* **Task prompt**:
Reproduce the data below line for line, keeping every character unchanged.

* **Provided entries**:
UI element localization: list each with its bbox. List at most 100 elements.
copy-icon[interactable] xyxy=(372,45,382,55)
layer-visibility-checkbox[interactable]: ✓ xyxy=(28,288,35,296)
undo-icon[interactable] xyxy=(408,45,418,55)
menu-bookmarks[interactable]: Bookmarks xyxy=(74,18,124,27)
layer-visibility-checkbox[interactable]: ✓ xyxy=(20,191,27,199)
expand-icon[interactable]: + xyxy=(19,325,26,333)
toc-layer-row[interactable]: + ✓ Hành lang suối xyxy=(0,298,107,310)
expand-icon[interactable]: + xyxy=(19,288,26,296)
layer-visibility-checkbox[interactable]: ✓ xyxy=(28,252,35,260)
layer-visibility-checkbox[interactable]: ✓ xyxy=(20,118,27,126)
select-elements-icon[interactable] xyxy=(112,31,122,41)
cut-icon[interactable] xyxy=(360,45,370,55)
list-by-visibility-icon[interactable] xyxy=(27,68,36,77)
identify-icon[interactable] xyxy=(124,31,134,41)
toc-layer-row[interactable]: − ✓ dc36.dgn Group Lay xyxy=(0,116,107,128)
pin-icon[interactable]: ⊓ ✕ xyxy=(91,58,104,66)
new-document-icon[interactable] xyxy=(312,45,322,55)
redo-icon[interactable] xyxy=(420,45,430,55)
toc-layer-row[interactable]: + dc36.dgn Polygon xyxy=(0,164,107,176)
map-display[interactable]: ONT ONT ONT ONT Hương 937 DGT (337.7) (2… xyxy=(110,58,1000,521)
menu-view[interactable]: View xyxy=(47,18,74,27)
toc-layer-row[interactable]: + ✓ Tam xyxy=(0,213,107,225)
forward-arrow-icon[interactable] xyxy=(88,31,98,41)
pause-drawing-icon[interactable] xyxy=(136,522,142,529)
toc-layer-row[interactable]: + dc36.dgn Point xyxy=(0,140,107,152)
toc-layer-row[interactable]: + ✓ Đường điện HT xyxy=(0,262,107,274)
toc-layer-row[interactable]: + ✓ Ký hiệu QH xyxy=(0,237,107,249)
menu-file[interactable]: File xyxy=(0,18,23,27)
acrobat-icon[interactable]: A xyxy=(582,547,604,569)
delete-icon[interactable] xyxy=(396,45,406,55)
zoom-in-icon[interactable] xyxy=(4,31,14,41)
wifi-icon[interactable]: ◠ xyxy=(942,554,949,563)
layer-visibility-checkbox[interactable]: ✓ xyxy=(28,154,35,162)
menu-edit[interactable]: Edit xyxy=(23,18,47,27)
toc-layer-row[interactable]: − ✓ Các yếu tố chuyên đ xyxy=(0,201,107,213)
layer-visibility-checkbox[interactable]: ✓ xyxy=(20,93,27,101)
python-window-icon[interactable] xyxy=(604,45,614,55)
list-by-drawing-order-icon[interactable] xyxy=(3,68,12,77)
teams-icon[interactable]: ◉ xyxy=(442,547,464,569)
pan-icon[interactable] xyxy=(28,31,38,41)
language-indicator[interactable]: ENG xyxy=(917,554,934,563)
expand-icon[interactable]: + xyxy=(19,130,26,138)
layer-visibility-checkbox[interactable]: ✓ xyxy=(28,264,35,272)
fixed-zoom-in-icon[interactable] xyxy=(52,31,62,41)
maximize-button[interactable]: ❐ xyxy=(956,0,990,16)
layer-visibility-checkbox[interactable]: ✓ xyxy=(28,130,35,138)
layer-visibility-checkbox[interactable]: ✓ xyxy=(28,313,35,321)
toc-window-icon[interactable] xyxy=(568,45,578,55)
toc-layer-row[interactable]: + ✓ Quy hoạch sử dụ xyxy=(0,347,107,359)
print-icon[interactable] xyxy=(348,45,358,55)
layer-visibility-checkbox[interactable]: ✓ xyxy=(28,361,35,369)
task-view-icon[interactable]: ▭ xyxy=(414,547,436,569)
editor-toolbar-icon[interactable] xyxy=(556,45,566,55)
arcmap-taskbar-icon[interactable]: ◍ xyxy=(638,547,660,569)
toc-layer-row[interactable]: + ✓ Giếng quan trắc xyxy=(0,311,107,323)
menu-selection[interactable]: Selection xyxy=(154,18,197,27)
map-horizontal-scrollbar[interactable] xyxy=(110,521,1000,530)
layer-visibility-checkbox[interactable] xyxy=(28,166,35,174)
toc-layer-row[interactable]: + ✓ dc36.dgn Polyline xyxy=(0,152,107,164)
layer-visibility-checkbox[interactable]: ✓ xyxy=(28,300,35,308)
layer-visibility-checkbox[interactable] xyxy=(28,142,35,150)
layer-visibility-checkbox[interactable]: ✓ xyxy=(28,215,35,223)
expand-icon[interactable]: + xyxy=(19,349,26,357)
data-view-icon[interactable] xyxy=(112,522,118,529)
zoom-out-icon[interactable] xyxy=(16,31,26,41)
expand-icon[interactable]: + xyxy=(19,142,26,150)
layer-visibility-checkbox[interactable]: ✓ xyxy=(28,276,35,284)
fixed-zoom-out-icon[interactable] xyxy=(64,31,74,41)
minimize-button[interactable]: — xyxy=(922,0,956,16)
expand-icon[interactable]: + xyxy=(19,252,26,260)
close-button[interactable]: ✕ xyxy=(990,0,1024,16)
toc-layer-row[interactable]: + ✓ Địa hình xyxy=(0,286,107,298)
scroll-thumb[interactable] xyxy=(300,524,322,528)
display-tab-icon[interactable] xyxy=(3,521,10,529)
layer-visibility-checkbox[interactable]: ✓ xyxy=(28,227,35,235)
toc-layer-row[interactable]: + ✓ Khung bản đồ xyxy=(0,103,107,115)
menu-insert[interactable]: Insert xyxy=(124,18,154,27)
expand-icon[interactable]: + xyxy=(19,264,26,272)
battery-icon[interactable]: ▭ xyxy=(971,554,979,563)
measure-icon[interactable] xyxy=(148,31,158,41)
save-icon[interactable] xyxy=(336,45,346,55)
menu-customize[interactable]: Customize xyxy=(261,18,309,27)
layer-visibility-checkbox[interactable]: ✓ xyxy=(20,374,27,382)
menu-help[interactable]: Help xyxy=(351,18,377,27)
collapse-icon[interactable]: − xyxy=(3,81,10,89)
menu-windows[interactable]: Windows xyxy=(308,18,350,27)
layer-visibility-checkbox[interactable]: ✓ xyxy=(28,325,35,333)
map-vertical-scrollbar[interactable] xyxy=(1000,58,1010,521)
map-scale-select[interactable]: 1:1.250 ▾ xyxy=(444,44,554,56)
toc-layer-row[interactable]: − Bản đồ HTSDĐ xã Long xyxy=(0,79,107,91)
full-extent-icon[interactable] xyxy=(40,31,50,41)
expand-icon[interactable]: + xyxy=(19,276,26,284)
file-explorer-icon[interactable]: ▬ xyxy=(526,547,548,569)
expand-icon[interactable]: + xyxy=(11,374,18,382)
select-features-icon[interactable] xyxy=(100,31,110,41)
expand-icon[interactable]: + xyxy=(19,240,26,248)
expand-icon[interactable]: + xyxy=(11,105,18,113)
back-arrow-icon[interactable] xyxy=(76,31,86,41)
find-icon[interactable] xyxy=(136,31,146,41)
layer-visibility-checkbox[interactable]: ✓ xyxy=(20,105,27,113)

* **Result for this task**:
UI element localization: list each with its bbox. List at most 100 elements.
copy-icon[interactable] xyxy=(372,45,382,55)
layer-visibility-checkbox[interactable]: ✓ xyxy=(28,288,35,296)
undo-icon[interactable] xyxy=(408,45,418,55)
menu-bookmarks[interactable]: Bookmarks xyxy=(74,18,124,27)
layer-visibility-checkbox[interactable]: ✓ xyxy=(20,191,27,199)
expand-icon[interactable]: + xyxy=(19,325,26,333)
toc-layer-row[interactable]: + ✓ Hành lang suối xyxy=(0,298,107,310)
expand-icon[interactable]: + xyxy=(19,288,26,296)
layer-visibility-checkbox[interactable]: ✓ xyxy=(28,252,35,260)
layer-visibility-checkbox[interactable]: ✓ xyxy=(20,118,27,126)
select-elements-icon[interactable] xyxy=(112,31,122,41)
cut-icon[interactable] xyxy=(360,45,370,55)
list-by-visibility-icon[interactable] xyxy=(27,68,36,77)
identify-icon[interactable] xyxy=(124,31,134,41)
toc-layer-row[interactable]: − ✓ dc36.dgn Group Lay xyxy=(0,116,107,128)
pin-icon[interactable]: ⊓ ✕ xyxy=(91,58,104,66)
new-document-icon[interactable] xyxy=(312,45,322,55)
redo-icon[interactable] xyxy=(420,45,430,55)
toc-layer-row[interactable]: + dc36.dgn Polygon xyxy=(0,164,107,176)
map-display[interactable]: ONT ONT ONT ONT Hương 937 DGT (337.7) (2… xyxy=(110,58,1000,521)
menu-view[interactable]: View xyxy=(47,18,74,27)
toc-layer-row[interactable]: + ✓ Tam xyxy=(0,213,107,225)
forward-arrow-icon[interactable] xyxy=(88,31,98,41)
pause-drawing-icon[interactable] xyxy=(136,522,142,529)
toc-layer-row[interactable]: + dc36.dgn Point xyxy=(0,140,107,152)
toc-layer-row[interactable]: + ✓ Đường điện HT xyxy=(0,262,107,274)
toc-layer-row[interactable]: + ✓ Ký hiệu QH xyxy=(0,237,107,249)
menu-file[interactable]: File xyxy=(0,18,23,27)
acrobat-icon[interactable]: A xyxy=(582,547,604,569)
delete-icon[interactable] xyxy=(396,45,406,55)
zoom-in-icon[interactable] xyxy=(4,31,14,41)
wifi-icon[interactable]: ◠ xyxy=(942,554,949,563)
layer-visibility-checkbox[interactable]: ✓ xyxy=(28,154,35,162)
menu-edit[interactable]: Edit xyxy=(23,18,47,27)
toc-layer-row[interactable]: − ✓ Các yếu tố chuyên đ xyxy=(0,201,107,213)
layer-visibility-checkbox[interactable]: ✓ xyxy=(20,93,27,101)
python-window-icon[interactable] xyxy=(604,45,614,55)
list-by-drawing-order-icon[interactable] xyxy=(3,68,12,77)
teams-icon[interactable]: ◉ xyxy=(442,547,464,569)
pan-icon[interactable] xyxy=(28,31,38,41)
language-indicator[interactable]: ENG xyxy=(917,554,934,563)
expand-icon[interactable]: + xyxy=(19,130,26,138)
layer-visibility-checkbox[interactable]: ✓ xyxy=(28,264,35,272)
fixed-zoom-in-icon[interactable] xyxy=(52,31,62,41)
maximize-button[interactable]: ❐ xyxy=(956,0,990,16)
layer-visibility-checkbox[interactable]: ✓ xyxy=(28,130,35,138)
layer-visibility-checkbox[interactable]: ✓ xyxy=(28,313,35,321)
toc-window-icon[interactable] xyxy=(568,45,578,55)
toc-layer-row[interactable]: + ✓ Quy hoạch sử dụ xyxy=(0,347,107,359)
print-icon[interactable] xyxy=(348,45,358,55)
layer-visibility-checkbox[interactable]: ✓ xyxy=(28,361,35,369)
task-view-icon[interactable]: ▭ xyxy=(414,547,436,569)
editor-toolbar-icon[interactable] xyxy=(556,45,566,55)
arcmap-taskbar-icon[interactable]: ◍ xyxy=(638,547,660,569)
toc-layer-row[interactable]: + ✓ Giếng quan trắc xyxy=(0,311,107,323)
menu-selection[interactable]: Selection xyxy=(154,18,197,27)
map-horizontal-scrollbar[interactable] xyxy=(110,521,1000,530)
layer-visibility-checkbox[interactable] xyxy=(28,166,35,174)
toc-layer-row[interactable]: + ✓ dc36.dgn Polyline xyxy=(0,152,107,164)
layer-visibility-checkbox[interactable]: ✓ xyxy=(28,300,35,308)
layer-visibility-checkbox[interactable] xyxy=(28,142,35,150)
layer-visibility-checkbox[interactable]: ✓ xyxy=(28,215,35,223)
expand-icon[interactable]: + xyxy=(19,349,26,357)
data-view-icon[interactable] xyxy=(112,522,118,529)
zoom-out-icon[interactable] xyxy=(16,31,26,41)
expand-icon[interactable]: + xyxy=(19,142,26,150)
layer-visibility-checkbox[interactable]: ✓ xyxy=(28,276,35,284)
fixed-zoom-out-icon[interactable] xyxy=(64,31,74,41)
minimize-button[interactable]: — xyxy=(922,0,956,16)
expand-icon[interactable]: + xyxy=(19,252,26,260)
close-button[interactable]: ✕ xyxy=(990,0,1024,16)
toc-layer-row[interactable]: + ✓ Địa hình xyxy=(0,286,107,298)
scroll-thumb[interactable] xyxy=(300,524,322,528)
display-tab-icon[interactable] xyxy=(3,521,10,529)
layer-visibility-checkbox[interactable]: ✓ xyxy=(28,227,35,235)
toc-layer-row[interactable]: + ✓ Khung bản đồ xyxy=(0,103,107,115)
menu-insert[interactable]: Insert xyxy=(124,18,154,27)
expand-icon[interactable]: + xyxy=(19,264,26,272)
battery-icon[interactable]: ▭ xyxy=(971,554,979,563)
measure-icon[interactable] xyxy=(148,31,158,41)
save-icon[interactable] xyxy=(336,45,346,55)
menu-customize[interactable]: Customize xyxy=(261,18,309,27)
layer-visibility-checkbox[interactable]: ✓ xyxy=(20,374,27,382)
menu-help[interactable]: Help xyxy=(351,18,377,27)
collapse-icon[interactable]: − xyxy=(3,81,10,89)
menu-windows[interactable]: Windows xyxy=(308,18,350,27)
layer-visibility-checkbox[interactable]: ✓ xyxy=(28,325,35,333)
map-vertical-scrollbar[interactable] xyxy=(1000,58,1010,521)
map-scale-select[interactable]: 1:1.250 ▾ xyxy=(444,44,554,56)
toc-layer-row[interactable]: − Bản đồ HTSDĐ xã Long xyxy=(0,79,107,91)
full-extent-icon[interactable] xyxy=(40,31,50,41)
expand-icon[interactable]: + xyxy=(19,276,26,284)
file-explorer-icon[interactable]: ▬ xyxy=(526,547,548,569)
expand-icon[interactable]: + xyxy=(11,374,18,382)
select-features-icon[interactable] xyxy=(100,31,110,41)
expand-icon[interactable]: + xyxy=(19,240,26,248)
expand-icon[interactable]: + xyxy=(11,105,18,113)
back-arrow-icon[interactable] xyxy=(76,31,86,41)
find-icon[interactable] xyxy=(136,31,146,41)
layer-visibility-checkbox[interactable]: ✓ xyxy=(20,105,27,113)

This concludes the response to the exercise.